• Task prompt
Can you transcribe every line exactly and leave the pictures behind?
[Start Excerpted records]
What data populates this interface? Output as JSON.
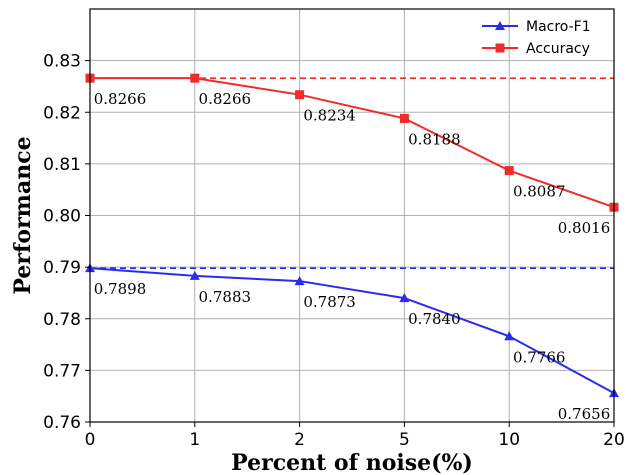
{
  "chart_data": {
    "type": "line",
    "title": "",
    "xlabel": "Percent of noise(%)",
    "ylabel": "Performance",
    "categories": [
      "0",
      "1",
      "2",
      "5",
      "10",
      "20"
    ],
    "ylim": [
      0.76,
      0.84
    ],
    "yticks": [
      "0.76",
      "0.77",
      "0.78",
      "0.79",
      "0.80",
      "0.81",
      "0.82",
      "0.83"
    ],
    "grid": true,
    "legend_position": "top-right",
    "series": [
      {
        "name": "Macro-F1",
        "color": "#2b2bf0",
        "marker": "triangle",
        "values": [
          0.7898,
          0.7883,
          0.7873,
          0.784,
          0.7766,
          0.7656
        ],
        "labels": [
          "0.7898",
          "0.7883",
          "0.7873",
          "0.7840",
          "0.7766",
          "0.7656"
        ],
        "baseline": 0.7898
      },
      {
        "name": "Accuracy",
        "color": "#f02b2b",
        "marker": "square",
        "values": [
          0.8266,
          0.8266,
          0.8234,
          0.8188,
          0.8087,
          0.8016
        ],
        "labels": [
          "0.8266",
          "0.8266",
          "0.8234",
          "0.8188",
          "0.8087",
          "0.8016"
        ],
        "baseline": 0.8266
      }
    ]
  }
}
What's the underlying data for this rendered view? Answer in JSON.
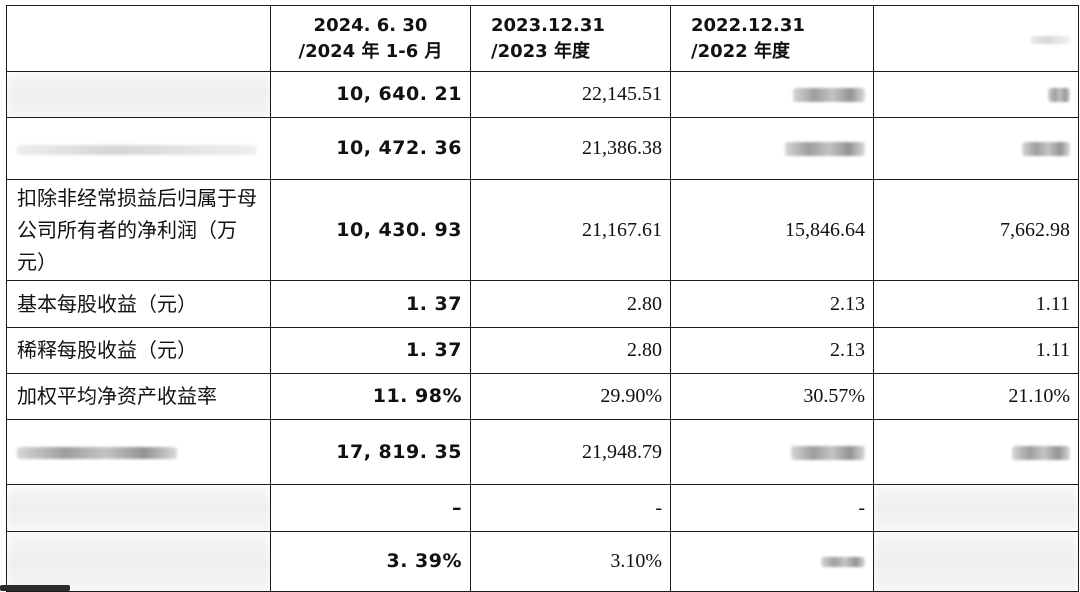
{
  "header": {
    "col1": [
      "2024. 6. 30",
      "/2024 年 1-6 月"
    ],
    "col2": [
      "2023.12.31",
      "/2023 年度"
    ],
    "col3": [
      "2022.12.31",
      "/2022 年度"
    ]
  },
  "rows": [
    {
      "label": "",
      "v1": "10, 640. 21",
      "v2": "22,145.51",
      "v3": "",
      "v4": ""
    },
    {
      "label": "",
      "v1": "10, 472. 36",
      "v2": "21,386.38",
      "v3": "",
      "v4": ""
    },
    {
      "label": "扣除非经常损益后归属于母公司所有者的净利润（万元）",
      "v1": "10, 430. 93",
      "v2": "21,167.61",
      "v3": "15,846.64",
      "v4": "7,662.98"
    },
    {
      "label": "基本每股收益（元）",
      "v1": "1. 37",
      "v2": "2.80",
      "v3": "2.13",
      "v4": "1.11"
    },
    {
      "label": "稀释每股收益（元）",
      "v1": "1. 37",
      "v2": "2.80",
      "v3": "2.13",
      "v4": "1.11"
    },
    {
      "label": "加权平均净资产收益率",
      "v1": "11. 98%",
      "v2": "29.90%",
      "v3": "30.57%",
      "v4": "21.10%"
    },
    {
      "label": "",
      "v1": "17, 819. 35",
      "v2": "21,948.79",
      "v3": "",
      "v4": ""
    },
    {
      "label": "",
      "v1": "–",
      "v2": "-",
      "v3": "-",
      "v4": ""
    },
    {
      "label": "",
      "v1": "3. 39%",
      "v2": "3.10%",
      "v3": "",
      "v4": ""
    }
  ]
}
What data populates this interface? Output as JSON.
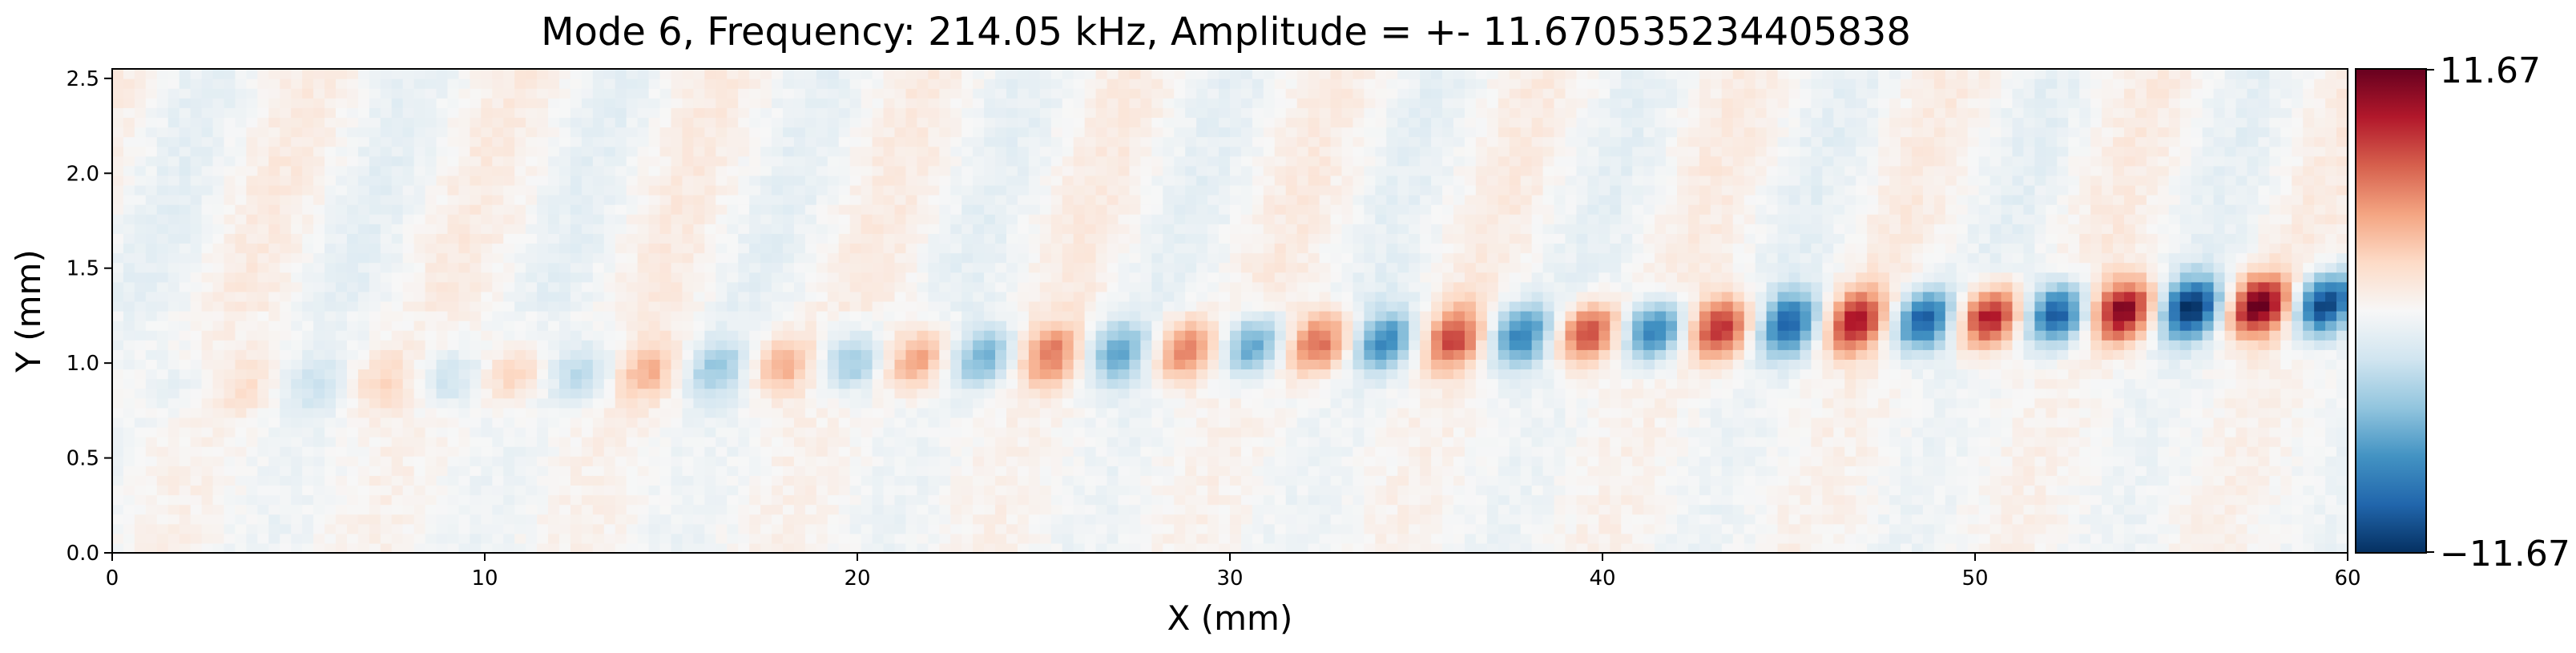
[End Excerpted records]
• The reply
What data populates this interface? Output as JSON.
{
  "chart_data": {
    "type": "line",
    "title": "",
    "xlabel": "Percent of noise(%)",
    "ylabel": "Performance",
    "categories": [
      "0",
      "1",
      "2",
      "5",
      "10",
      "20"
    ],
    "ylim": [
      0.76,
      0.84
    ],
    "yticks": [
      "0.76",
      "0.77",
      "0.78",
      "0.79",
      "0.80",
      "0.81",
      "0.82",
      "0.83"
    ],
    "grid": true,
    "legend_position": "top-right",
    "series": [
      {
        "name": "Macro-F1",
        "color": "#2b2bf0",
        "marker": "triangle",
        "values": [
          0.7898,
          0.7883,
          0.7873,
          0.784,
          0.7766,
          0.7656
        ],
        "labels": [
          "0.7898",
          "0.7883",
          "0.7873",
          "0.7840",
          "0.7766",
          "0.7656"
        ],
        "baseline": 0.7898
      },
      {
        "name": "Accuracy",
        "color": "#f02b2b",
        "marker": "square",
        "values": [
          0.8266,
          0.8266,
          0.8234,
          0.8188,
          0.8087,
          0.8016
        ],
        "labels": [
          "0.8266",
          "0.8266",
          "0.8234",
          "0.8188",
          "0.8087",
          "0.8016"
        ],
        "baseline": 0.8266
      }
    ]
  }
}
What's the underlying data for this rendered view? Answer in JSON.
{
  "header": {
    "col1": [
      "2024. 6. 30",
      "/2024 年 1-6 月"
    ],
    "col2": [
      "2023.12.31",
      "/2023 年度"
    ],
    "col3": [
      "2022.12.31",
      "/2022 年度"
    ]
  },
  "rows": [
    {
      "label": "",
      "v1": "10, 640. 21",
      "v2": "22,145.51",
      "v3": "",
      "v4": ""
    },
    {
      "label": "",
      "v1": "10, 472. 36",
      "v2": "21,386.38",
      "v3": "",
      "v4": ""
    },
    {
      "label": "扣除非经常损益后归属于母公司所有者的净利润（万元）",
      "v1": "10, 430. 93",
      "v2": "21,167.61",
      "v3": "15,846.64",
      "v4": "7,662.98"
    },
    {
      "label": "基本每股收益（元）",
      "v1": "1. 37",
      "v2": "2.80",
      "v3": "2.13",
      "v4": "1.11"
    },
    {
      "label": "稀释每股收益（元）",
      "v1": "1. 37",
      "v2": "2.80",
      "v3": "2.13",
      "v4": "1.11"
    },
    {
      "label": "加权平均净资产收益率",
      "v1": "11. 98%",
      "v2": "29.90%",
      "v3": "30.57%",
      "v4": "21.10%"
    },
    {
      "label": "",
      "v1": "17, 819. 35",
      "v2": "21,948.79",
      "v3": "",
      "v4": ""
    },
    {
      "label": "",
      "v1": "–",
      "v2": "-",
      "v3": "-",
      "v4": ""
    },
    {
      "label": "",
      "v1": "3. 39%",
      "v2": "3.10%",
      "v3": "",
      "v4": ""
    }
  ]
}
What data populates this interface? Output as JSON.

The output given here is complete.